[Start The input]

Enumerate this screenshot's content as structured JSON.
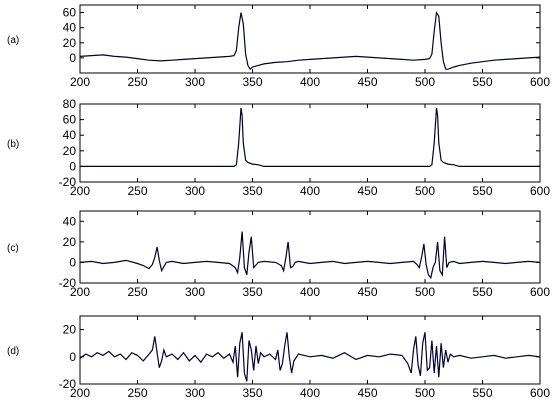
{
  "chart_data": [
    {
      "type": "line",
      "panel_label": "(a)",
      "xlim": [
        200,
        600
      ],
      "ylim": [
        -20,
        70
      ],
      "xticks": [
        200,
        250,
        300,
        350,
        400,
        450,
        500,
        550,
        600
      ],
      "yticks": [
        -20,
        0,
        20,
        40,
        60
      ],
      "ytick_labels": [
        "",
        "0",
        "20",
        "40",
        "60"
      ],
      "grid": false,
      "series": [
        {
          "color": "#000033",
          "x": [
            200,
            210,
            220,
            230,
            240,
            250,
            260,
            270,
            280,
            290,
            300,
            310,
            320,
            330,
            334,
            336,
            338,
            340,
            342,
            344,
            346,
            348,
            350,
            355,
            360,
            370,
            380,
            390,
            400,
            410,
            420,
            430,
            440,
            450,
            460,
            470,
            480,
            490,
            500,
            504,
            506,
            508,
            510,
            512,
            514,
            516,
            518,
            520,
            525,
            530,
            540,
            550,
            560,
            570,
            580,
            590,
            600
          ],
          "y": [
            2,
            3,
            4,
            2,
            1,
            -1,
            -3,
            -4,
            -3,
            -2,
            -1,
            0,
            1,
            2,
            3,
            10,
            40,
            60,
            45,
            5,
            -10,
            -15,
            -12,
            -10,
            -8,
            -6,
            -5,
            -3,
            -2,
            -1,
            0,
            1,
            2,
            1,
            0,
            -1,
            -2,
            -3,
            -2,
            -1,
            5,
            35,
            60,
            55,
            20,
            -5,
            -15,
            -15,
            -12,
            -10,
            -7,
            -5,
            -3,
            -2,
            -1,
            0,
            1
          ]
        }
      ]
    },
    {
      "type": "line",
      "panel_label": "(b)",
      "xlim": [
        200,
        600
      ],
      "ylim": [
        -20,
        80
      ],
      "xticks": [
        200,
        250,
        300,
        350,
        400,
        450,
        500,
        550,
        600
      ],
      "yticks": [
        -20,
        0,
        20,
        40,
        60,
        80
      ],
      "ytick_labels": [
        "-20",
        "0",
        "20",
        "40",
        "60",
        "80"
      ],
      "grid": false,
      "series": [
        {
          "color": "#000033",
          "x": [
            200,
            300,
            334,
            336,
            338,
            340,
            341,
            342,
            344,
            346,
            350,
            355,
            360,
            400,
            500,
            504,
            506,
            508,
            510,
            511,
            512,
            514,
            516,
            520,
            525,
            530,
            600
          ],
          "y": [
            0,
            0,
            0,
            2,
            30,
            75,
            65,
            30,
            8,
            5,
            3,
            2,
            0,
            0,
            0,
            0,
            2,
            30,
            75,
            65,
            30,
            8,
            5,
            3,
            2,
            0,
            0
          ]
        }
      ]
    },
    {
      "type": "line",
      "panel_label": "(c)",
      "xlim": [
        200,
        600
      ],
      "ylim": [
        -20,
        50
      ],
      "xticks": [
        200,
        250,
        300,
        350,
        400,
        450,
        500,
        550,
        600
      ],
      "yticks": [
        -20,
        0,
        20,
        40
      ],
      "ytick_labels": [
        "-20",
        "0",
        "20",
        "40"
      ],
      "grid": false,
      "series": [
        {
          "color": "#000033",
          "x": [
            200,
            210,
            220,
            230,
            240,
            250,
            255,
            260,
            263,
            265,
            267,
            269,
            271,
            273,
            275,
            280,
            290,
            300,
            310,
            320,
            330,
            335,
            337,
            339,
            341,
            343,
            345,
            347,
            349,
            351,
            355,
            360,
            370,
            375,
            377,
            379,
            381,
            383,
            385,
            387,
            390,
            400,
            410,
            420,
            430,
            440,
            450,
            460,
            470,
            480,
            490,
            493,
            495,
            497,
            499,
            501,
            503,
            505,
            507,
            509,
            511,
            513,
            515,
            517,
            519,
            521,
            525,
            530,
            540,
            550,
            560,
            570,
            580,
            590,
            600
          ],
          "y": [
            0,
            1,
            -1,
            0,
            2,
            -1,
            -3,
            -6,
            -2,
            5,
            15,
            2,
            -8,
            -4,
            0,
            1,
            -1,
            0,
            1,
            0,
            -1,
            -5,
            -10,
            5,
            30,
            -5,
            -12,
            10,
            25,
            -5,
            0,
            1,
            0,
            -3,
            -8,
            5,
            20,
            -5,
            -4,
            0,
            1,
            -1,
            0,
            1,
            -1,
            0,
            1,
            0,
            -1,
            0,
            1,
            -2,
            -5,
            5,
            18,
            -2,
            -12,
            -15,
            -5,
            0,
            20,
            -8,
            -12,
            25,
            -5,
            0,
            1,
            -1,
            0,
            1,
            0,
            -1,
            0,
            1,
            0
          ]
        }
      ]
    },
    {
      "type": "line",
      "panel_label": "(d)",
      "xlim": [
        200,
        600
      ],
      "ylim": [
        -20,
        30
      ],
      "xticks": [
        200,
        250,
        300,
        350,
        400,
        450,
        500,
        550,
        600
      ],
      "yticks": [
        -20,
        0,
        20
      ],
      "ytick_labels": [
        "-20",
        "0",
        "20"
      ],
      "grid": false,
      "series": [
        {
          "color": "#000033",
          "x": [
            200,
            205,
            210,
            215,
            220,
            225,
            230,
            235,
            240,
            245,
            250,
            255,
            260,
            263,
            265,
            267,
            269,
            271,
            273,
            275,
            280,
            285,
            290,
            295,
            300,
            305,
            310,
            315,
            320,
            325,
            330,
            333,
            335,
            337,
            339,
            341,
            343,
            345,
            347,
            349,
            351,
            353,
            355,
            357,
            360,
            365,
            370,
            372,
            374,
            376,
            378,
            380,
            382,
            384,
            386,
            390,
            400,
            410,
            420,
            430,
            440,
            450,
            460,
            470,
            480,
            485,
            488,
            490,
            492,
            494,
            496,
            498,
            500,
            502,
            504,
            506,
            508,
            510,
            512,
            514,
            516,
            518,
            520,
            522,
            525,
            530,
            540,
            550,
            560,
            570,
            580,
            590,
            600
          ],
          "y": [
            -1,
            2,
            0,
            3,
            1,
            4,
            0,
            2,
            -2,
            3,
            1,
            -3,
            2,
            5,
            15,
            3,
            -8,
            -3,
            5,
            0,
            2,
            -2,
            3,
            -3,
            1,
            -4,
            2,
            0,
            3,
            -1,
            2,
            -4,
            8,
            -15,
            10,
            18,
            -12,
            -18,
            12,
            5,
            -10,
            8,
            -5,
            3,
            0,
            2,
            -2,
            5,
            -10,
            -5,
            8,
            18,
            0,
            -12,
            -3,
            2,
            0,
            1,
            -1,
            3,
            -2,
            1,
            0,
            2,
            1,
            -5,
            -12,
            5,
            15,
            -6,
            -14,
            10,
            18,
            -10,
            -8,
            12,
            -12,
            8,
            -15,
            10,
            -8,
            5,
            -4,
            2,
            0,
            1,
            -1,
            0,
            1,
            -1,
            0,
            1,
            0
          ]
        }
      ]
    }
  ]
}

[End The input]

(What you will do) Give back the entries verbatim. Do not include any picture.

(Output of the exercise)
Enumerate this screenshot's content as structured JSON.
{
  "chart_data": [
    {
      "type": "line",
      "panel_label": "(a)",
      "xlim": [
        200,
        600
      ],
      "ylim": [
        -20,
        70
      ],
      "xticks": [
        200,
        250,
        300,
        350,
        400,
        450,
        500,
        550,
        600
      ],
      "yticks": [
        -20,
        0,
        20,
        40,
        60
      ],
      "ytick_labels": [
        "",
        "0",
        "20",
        "40",
        "60"
      ],
      "grid": false,
      "series": [
        {
          "color": "#000033",
          "x": [
            200,
            210,
            220,
            230,
            240,
            250,
            260,
            270,
            280,
            290,
            300,
            310,
            320,
            330,
            334,
            336,
            338,
            340,
            342,
            344,
            346,
            348,
            350,
            355,
            360,
            370,
            380,
            390,
            400,
            410,
            420,
            430,
            440,
            450,
            460,
            470,
            480,
            490,
            500,
            504,
            506,
            508,
            510,
            512,
            514,
            516,
            518,
            520,
            525,
            530,
            540,
            550,
            560,
            570,
            580,
            590,
            600
          ],
          "y": [
            2,
            3,
            4,
            2,
            1,
            -1,
            -3,
            -4,
            -3,
            -2,
            -1,
            0,
            1,
            2,
            3,
            10,
            40,
            60,
            45,
            5,
            -10,
            -15,
            -12,
            -10,
            -8,
            -6,
            -5,
            -3,
            -2,
            -1,
            0,
            1,
            2,
            1,
            0,
            -1,
            -2,
            -3,
            -2,
            -1,
            5,
            35,
            60,
            55,
            20,
            -5,
            -15,
            -15,
            -12,
            -10,
            -7,
            -5,
            -3,
            -2,
            -1,
            0,
            1
          ]
        }
      ]
    },
    {
      "type": "line",
      "panel_label": "(b)",
      "xlim": [
        200,
        600
      ],
      "ylim": [
        -20,
        80
      ],
      "xticks": [
        200,
        250,
        300,
        350,
        400,
        450,
        500,
        550,
        600
      ],
      "yticks": [
        -20,
        0,
        20,
        40,
        60,
        80
      ],
      "ytick_labels": [
        "-20",
        "0",
        "20",
        "40",
        "60",
        "80"
      ],
      "grid": false,
      "series": [
        {
          "color": "#000033",
          "x": [
            200,
            300,
            334,
            336,
            338,
            340,
            341,
            342,
            344,
            346,
            350,
            355,
            360,
            400,
            500,
            504,
            506,
            508,
            510,
            511,
            512,
            514,
            516,
            520,
            525,
            530,
            600
          ],
          "y": [
            0,
            0,
            0,
            2,
            30,
            75,
            65,
            30,
            8,
            5,
            3,
            2,
            0,
            0,
            0,
            0,
            2,
            30,
            75,
            65,
            30,
            8,
            5,
            3,
            2,
            0,
            0
          ]
        }
      ]
    },
    {
      "type": "line",
      "panel_label": "(c)",
      "xlim": [
        200,
        600
      ],
      "ylim": [
        -20,
        50
      ],
      "xticks": [
        200,
        250,
        300,
        350,
        400,
        450,
        500,
        550,
        600
      ],
      "yticks": [
        -20,
        0,
        20,
        40
      ],
      "ytick_labels": [
        "-20",
        "0",
        "20",
        "40"
      ],
      "grid": false,
      "series": [
        {
          "color": "#000033",
          "x": [
            200,
            210,
            220,
            230,
            240,
            250,
            255,
            260,
            263,
            265,
            267,
            269,
            271,
            273,
            275,
            280,
            290,
            300,
            310,
            320,
            330,
            335,
            337,
            339,
            341,
            343,
            345,
            347,
            349,
            351,
            355,
            360,
            370,
            375,
            377,
            379,
            381,
            383,
            385,
            387,
            390,
            400,
            410,
            420,
            430,
            440,
            450,
            460,
            470,
            480,
            490,
            493,
            495,
            497,
            499,
            501,
            503,
            505,
            507,
            509,
            511,
            513,
            515,
            517,
            519,
            521,
            525,
            530,
            540,
            550,
            560,
            570,
            580,
            590,
            600
          ],
          "y": [
            0,
            1,
            -1,
            0,
            2,
            -1,
            -3,
            -6,
            -2,
            5,
            15,
            2,
            -8,
            -4,
            0,
            1,
            -1,
            0,
            1,
            0,
            -1,
            -5,
            -10,
            5,
            30,
            -5,
            -12,
            10,
            25,
            -5,
            0,
            1,
            0,
            -3,
            -8,
            5,
            20,
            -5,
            -4,
            0,
            1,
            -1,
            0,
            1,
            -1,
            0,
            1,
            0,
            -1,
            0,
            1,
            -2,
            -5,
            5,
            18,
            -2,
            -12,
            -15,
            -5,
            0,
            20,
            -8,
            -12,
            25,
            -5,
            0,
            1,
            -1,
            0,
            1,
            0,
            -1,
            0,
            1,
            0
          ]
        }
      ]
    },
    {
      "type": "line",
      "panel_label": "(d)",
      "xlim": [
        200,
        600
      ],
      "ylim": [
        -20,
        30
      ],
      "xticks": [
        200,
        250,
        300,
        350,
        400,
        450,
        500,
        550,
        600
      ],
      "yticks": [
        -20,
        0,
        20
      ],
      "ytick_labels": [
        "-20",
        "0",
        "20"
      ],
      "grid": false,
      "series": [
        {
          "color": "#000033",
          "x": [
            200,
            205,
            210,
            215,
            220,
            225,
            230,
            235,
            240,
            245,
            250,
            255,
            260,
            263,
            265,
            267,
            269,
            271,
            273,
            275,
            280,
            285,
            290,
            295,
            300,
            305,
            310,
            315,
            320,
            325,
            330,
            333,
            335,
            337,
            339,
            341,
            343,
            345,
            347,
            349,
            351,
            353,
            355,
            357,
            360,
            365,
            370,
            372,
            374,
            376,
            378,
            380,
            382,
            384,
            386,
            390,
            400,
            410,
            420,
            430,
            440,
            450,
            460,
            470,
            480,
            485,
            488,
            490,
            492,
            494,
            496,
            498,
            500,
            502,
            504,
            506,
            508,
            510,
            512,
            514,
            516,
            518,
            520,
            522,
            525,
            530,
            540,
            550,
            560,
            570,
            580,
            590,
            600
          ],
          "y": [
            -1,
            2,
            0,
            3,
            1,
            4,
            0,
            2,
            -2,
            3,
            1,
            -3,
            2,
            5,
            15,
            3,
            -8,
            -3,
            5,
            0,
            2,
            -2,
            3,
            -3,
            1,
            -4,
            2,
            0,
            3,
            -1,
            2,
            -4,
            8,
            -15,
            10,
            18,
            -12,
            -18,
            12,
            5,
            -10,
            8,
            -5,
            3,
            0,
            2,
            -2,
            5,
            -10,
            -5,
            8,
            18,
            0,
            -12,
            -3,
            2,
            0,
            1,
            -1,
            3,
            -2,
            1,
            0,
            2,
            1,
            -5,
            -12,
            5,
            15,
            -6,
            -14,
            10,
            18,
            -10,
            -8,
            12,
            -12,
            8,
            -15,
            10,
            -8,
            5,
            -4,
            2,
            0,
            1,
            -1,
            0,
            1,
            -1,
            0,
            1,
            0
          ]
        }
      ]
    }
  ]
}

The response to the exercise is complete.